> [Exercise description]: Bring together all lines of the material below that contain the string "every".

> [The input]:
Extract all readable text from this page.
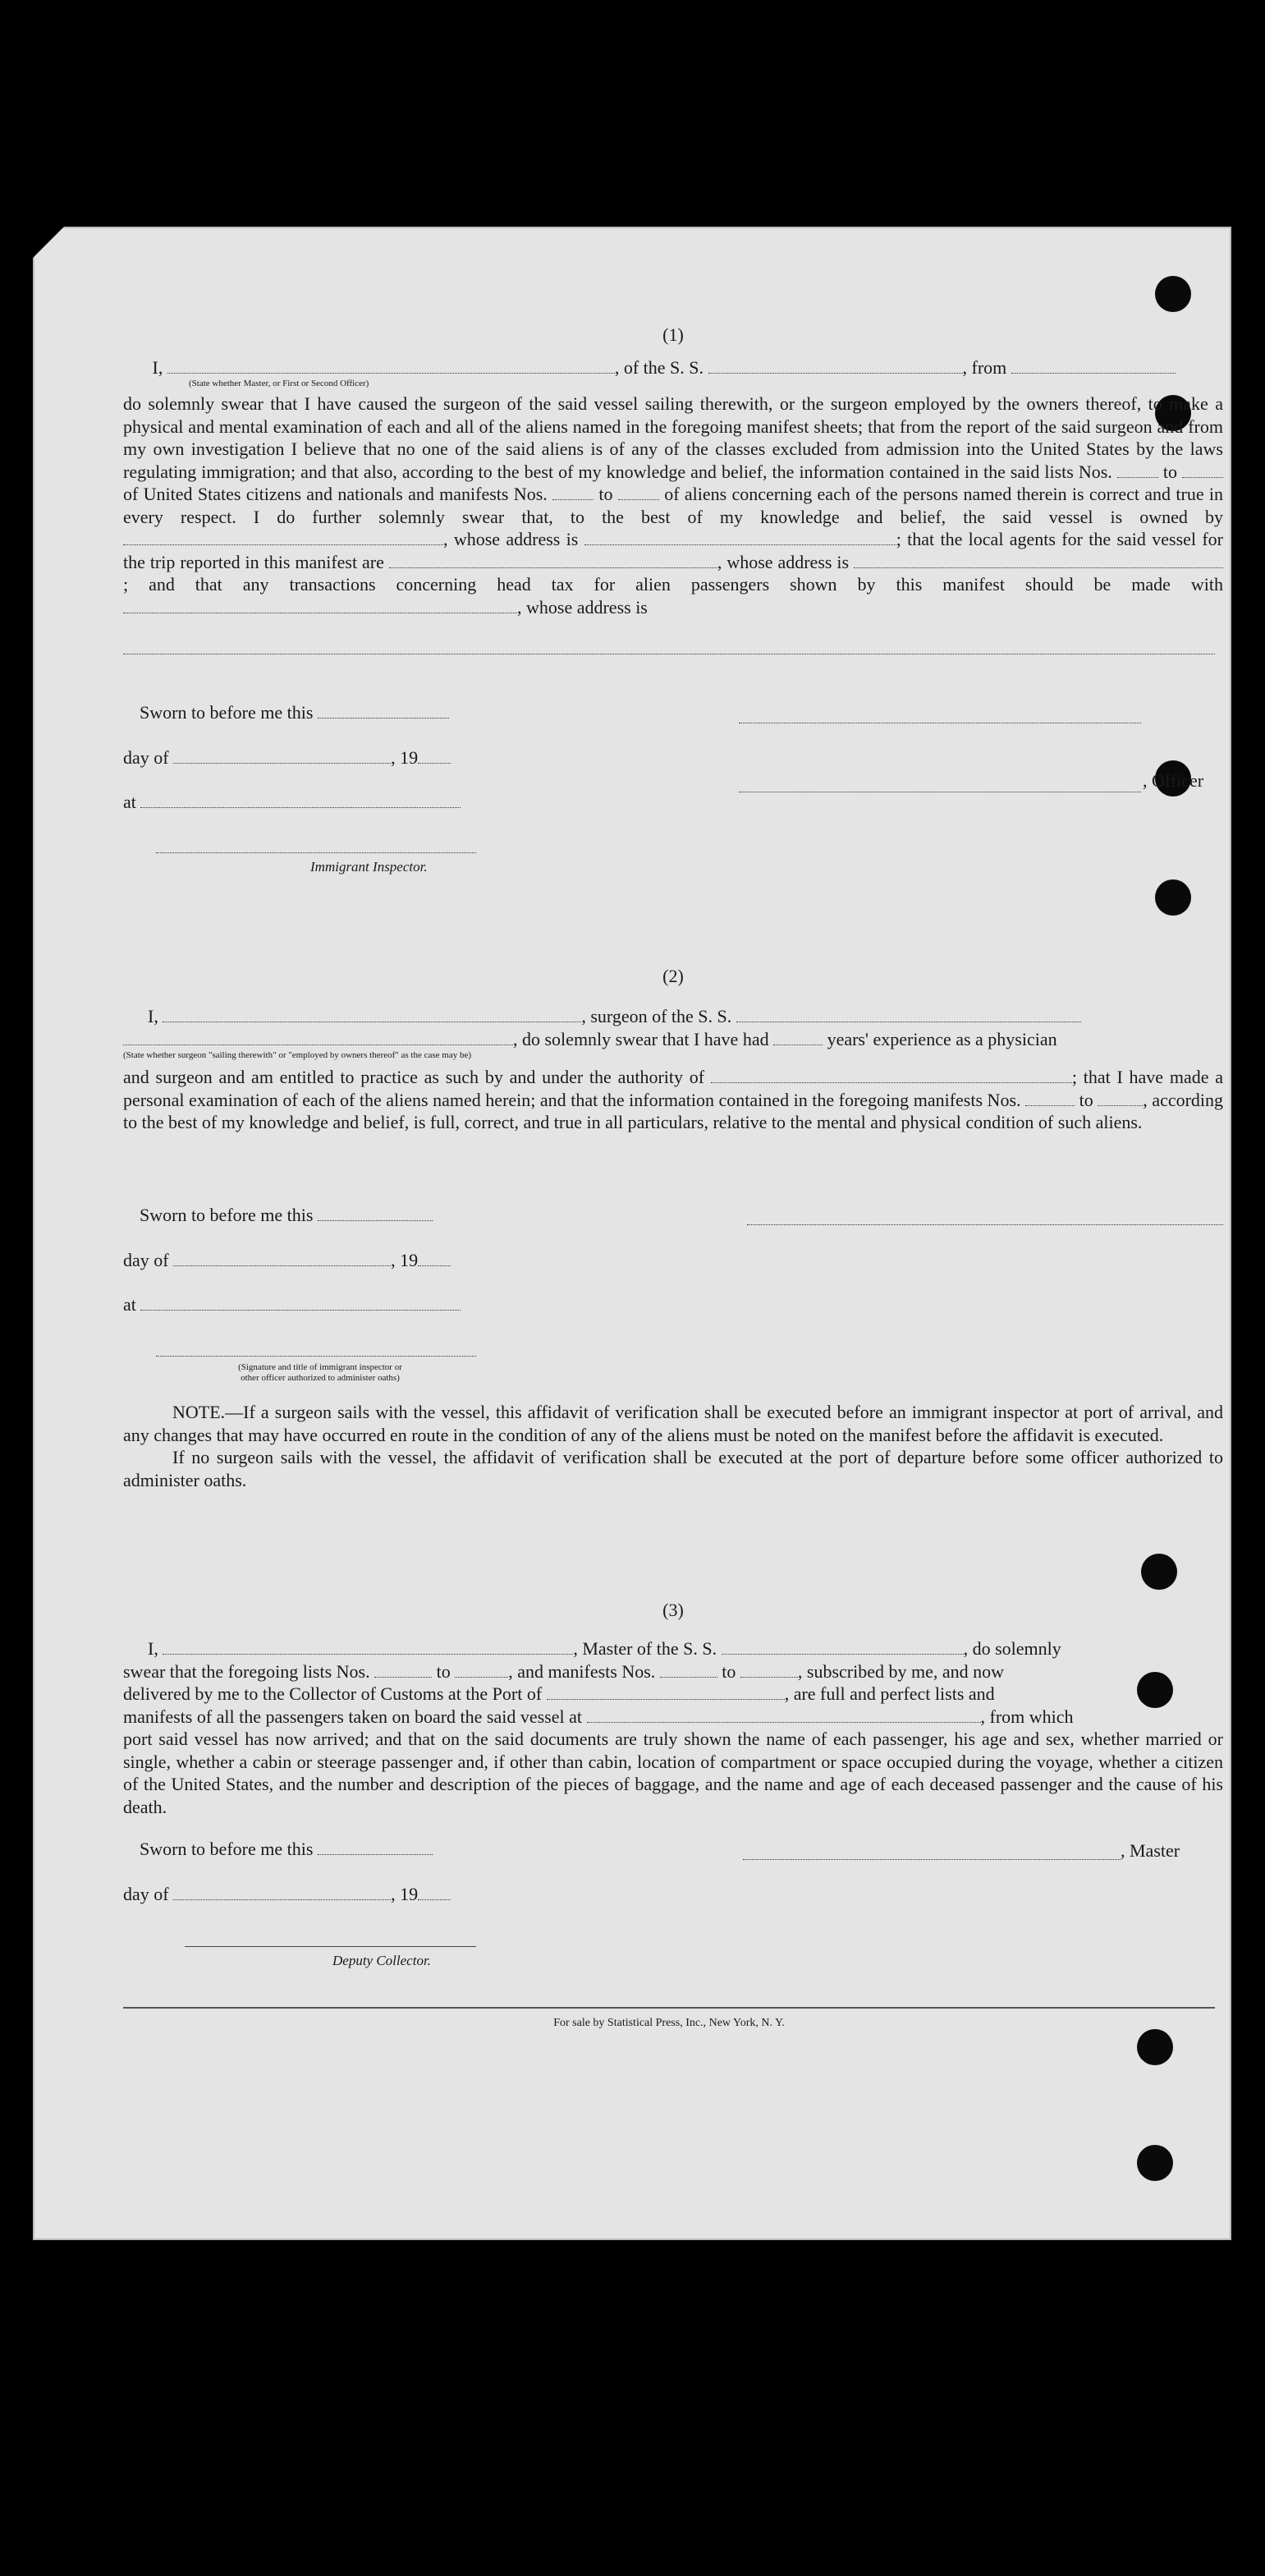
(1)
I,	, of the S. S.	, from
(State whether Master, or First or Second Officer)

do solemnly swear that I have caused the surgeon of the said vessel sailing therewith, or the surgeon employed by the owners thereof, to make a physical and mental examination of each and all of the aliens named in the foregoing manifest sheets; that from the report of the said surgeon and from my own investigation I believe that no one of the said aliens is of any of the classes excluded from admission into the United States by the laws regulating immigration; and that also, according to the best of my knowledge and belief, the information contained in the said lists Nos.	to  of United States citizens and nationals and manifests Nos.	to	of aliens concerning each of the persons named therein is correct and true in every respect. I do further solemnly swear that, to the best of my knowledge and belief, the said vessel is owned by , whose address is	; that the local agents for the said vessel for the trip reported in this manifest are	, whose address is ; and that any transactions concerning head tax for alien passengers shown by this manifest should be made with , whose address is

Sworn to before me this
day of	, 19
at
, Officer
Immigrant Inspector.
(2)
I,	, surgeon of the S. S.
, do solemnly swear that I have had	years' experience as a physician
(State whether surgeon "sailing therewith" or "employed by owners thereof" as the case may be)

and surgeon and am entitled to practice as such by and under the authority of	; that I have made a personal examination of each of the aliens named herein; and that the information contained in the foregoing manifests Nos.	to	, according to the best of my knowledge and belief, is full, correct, and true in all particulars, relative to the mental and physical condition of such aliens.

Sworn to before me this
day of	, 19
at
(Signature and title of immigrant inspector or
other officer authorized to administer oaths)

NOTE.—If a surgeon sails with the vessel, this affidavit of verification shall be executed before an immigrant inspector at port of arrival, and any changes that may have occurred en route in the condition of any of the aliens must be noted on the manifest before the affidavit is executed.

If no surgeon sails with the vessel, the affidavit of verification shall be executed at the port of departure before some officer authorized to administer oaths.

(3)
I,	, Master of the S. S.	, do solemnly
swear that the foregoing lists Nos.	to	, and manifests Nos.	to	, subscribed by me, and now
delivered by me to the Collector of Customs at the Port of	, are full and perfect lists and
manifests of all the passengers taken on board the said vessel at	, from which

port said vessel has now arrived; and that on the said documents are truly shown the name of each passenger, his age and sex, whether married or single, whether a cabin or steerage passenger and, if other than cabin, location of compartment or space occupied during the voyage, whether a citizen of the United States, and the number and description of the pieces of baggage, and the name and age of each deceased passenger and the cause of his death.

Sworn to before me this
day of	, 19
, Master
Deputy Collector.
For sale by Statistical Press, Inc., New York, N. Y.
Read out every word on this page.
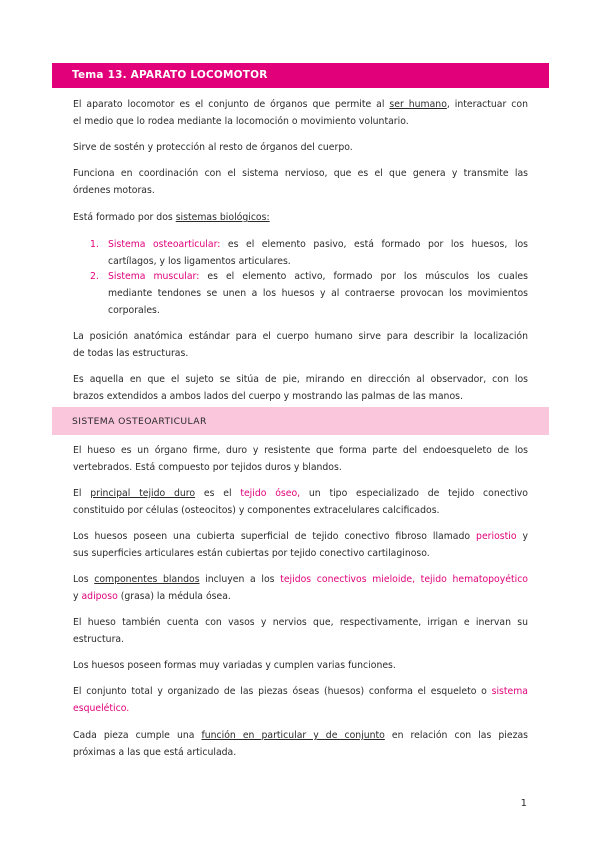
Tema 13. APARATO LOCOMOTOR
El aparato locomotor es el conjunto de órganos que permite al ser humano, interactuar con
el medio que lo rodea mediante la locomoción o movimiento voluntario.
Sirve de sostén y protección al resto de órganos del cuerpo.
Funciona en coordinación con el sistema nervioso, que es el que genera y transmite las
órdenes motoras.
Está formado por dos sistemas biológicos:
1. Sistema osteoarticular: es el elemento pasivo, está formado por los huesos, los
cartílagos, y los ligamentos articulares.
2. Sistema muscular: es el elemento activo, formado por los músculos los cuales
mediante tendones se unen a los huesos y al contraerse provocan los movimientos
corporales.
La posición anatómica estándar para el cuerpo humano sirve para describir la localización
de todas las estructuras.
Es aquella en que el sujeto se sitúa de pie, mirando en dirección al observador, con los
brazos extendidos a ambos lados del cuerpo y mostrando las palmas de las manos.
SISTEMA OSTEOARTICULAR
El hueso es un órgano firme, duro y resistente que forma parte del endoesqueleto de los
vertebrados. Está compuesto por tejidos duros y blandos.
El principal tejido duro es el tejido óseo, un tipo especializado de tejido conectivo
constituido por células (osteocitos) y componentes extracelulares calcificados.
Los huesos poseen una cubierta superficial de tejido conectivo fibroso llamado periostio y
sus superficies articulares están cubiertas por tejido conectivo cartilaginoso.
Los componentes blandos incluyen a los tejidos conectivos mieloide, tejido hematopoyético
y adiposo (grasa) la médula ósea.
El hueso también cuenta con vasos y nervios que, respectivamente, irrigan e inervan su
estructura.
Los huesos poseen formas muy variadas y cumplen varias funciones.
El conjunto total y organizado de las piezas óseas (huesos) conforma el esqueleto o sistema
esquelético.
Cada pieza cumple una función en particular y de conjunto en relación con las piezas
próximas a las que está articulada.
1
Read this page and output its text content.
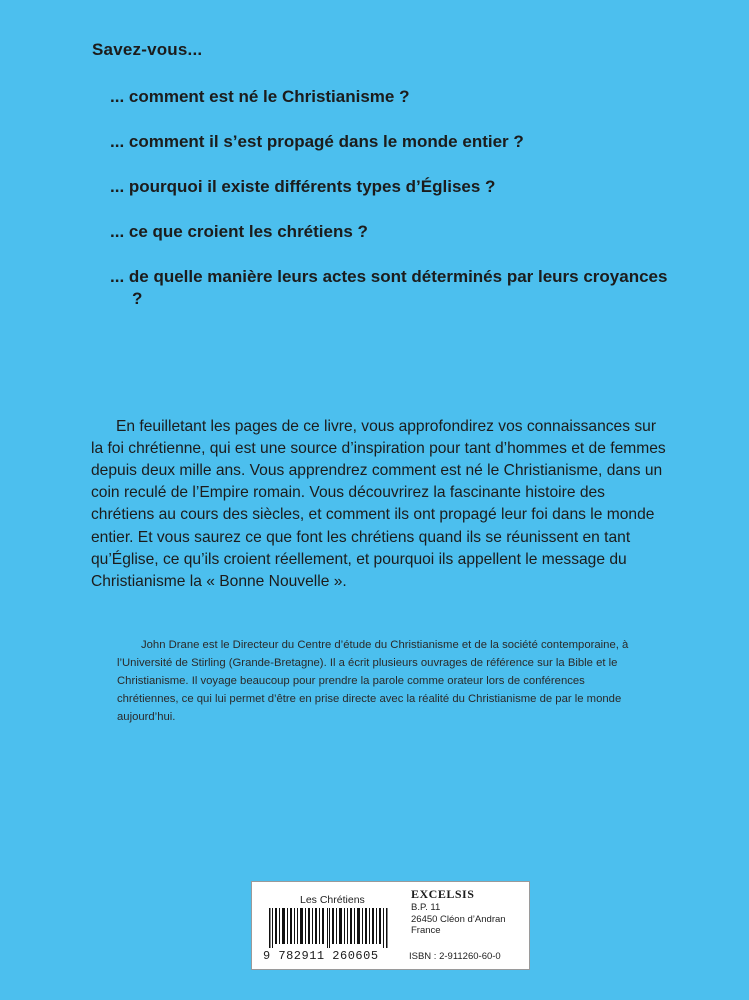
Savez-vous...
... comment est né le Christianisme ?
... comment il s’est propagé dans le monde entier ?
... pourquoi il existe différents types d’Églises ?
... ce que croient les chrétiens ?
... de quelle manière leurs actes sont déterminés par leurs croyances ?

En feuilletant les pages de ce livre, vous approfondirez vos connaissances sur la foi chrétienne, qui est une source d’inspiration pour tant d’hommes et de femmes depuis deux mille ans. Vous apprendrez comment est né le Christianisme, dans un coin reculé de l’Empire romain. Vous découvrirez la fascinante histoire des chrétiens au cours des siècles, et comment ils ont propagé leur foi dans le monde entier. Et vous saurez ce que font les chrétiens quand ils se réunissent en tant qu’Église, ce qu’ils croient réellement, et pourquoi ils appellent le message du Christianisme la « Bonne Nouvelle ».

John Drane est le Directeur du Centre d’étude du Christianisme et de la société contemporaine, à l’Université de Stirling (Grande-Bretagne). Il a écrit plusieurs ouvrages de référence sur la Bible et le Christianisme. Il voyage beaucoup pour prendre la parole comme orateur lors de conférences chrétiennes, ce qui lui permet d’être en prise directe avec la réalité du Christianisme de par le monde aujourd’hui.

Les Chrétiens
9 782911 260605
EXCELSIS
B.P. 11
26450 Cléon d’Andran
France
ISBN : 2-911260-60-0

> [Answer to the problem]:
do solemnly swear that I have caused the surgeon of the said vessel sailing therewith, or the surgeon employed by the owners thereof, to make a physical and mental examination of each and all of the aliens named in the foregoing manifest sheets; that from the report of the said surgeon and from my own investigation I believe that no one of the said aliens is of any of the classes excluded from admission into the United States by the laws regulating immigration; and that also, according to the best of my knowledge and belief, the information contained in the said lists Nos.	to  of United States citizens and nationals and manifests Nos.	to	of aliens concerning each of the persons named therein is correct and true in every respect. I do further solemnly swear that, to the best of my knowledge and belief, the said vessel is owned by , whose address is	; that the local agents for the said vessel for the trip reported in this manifest are	, whose address is ; and that any transactions concerning head tax for alien passengers shown by this manifest should be made with , whose address is
Read out every word on this page.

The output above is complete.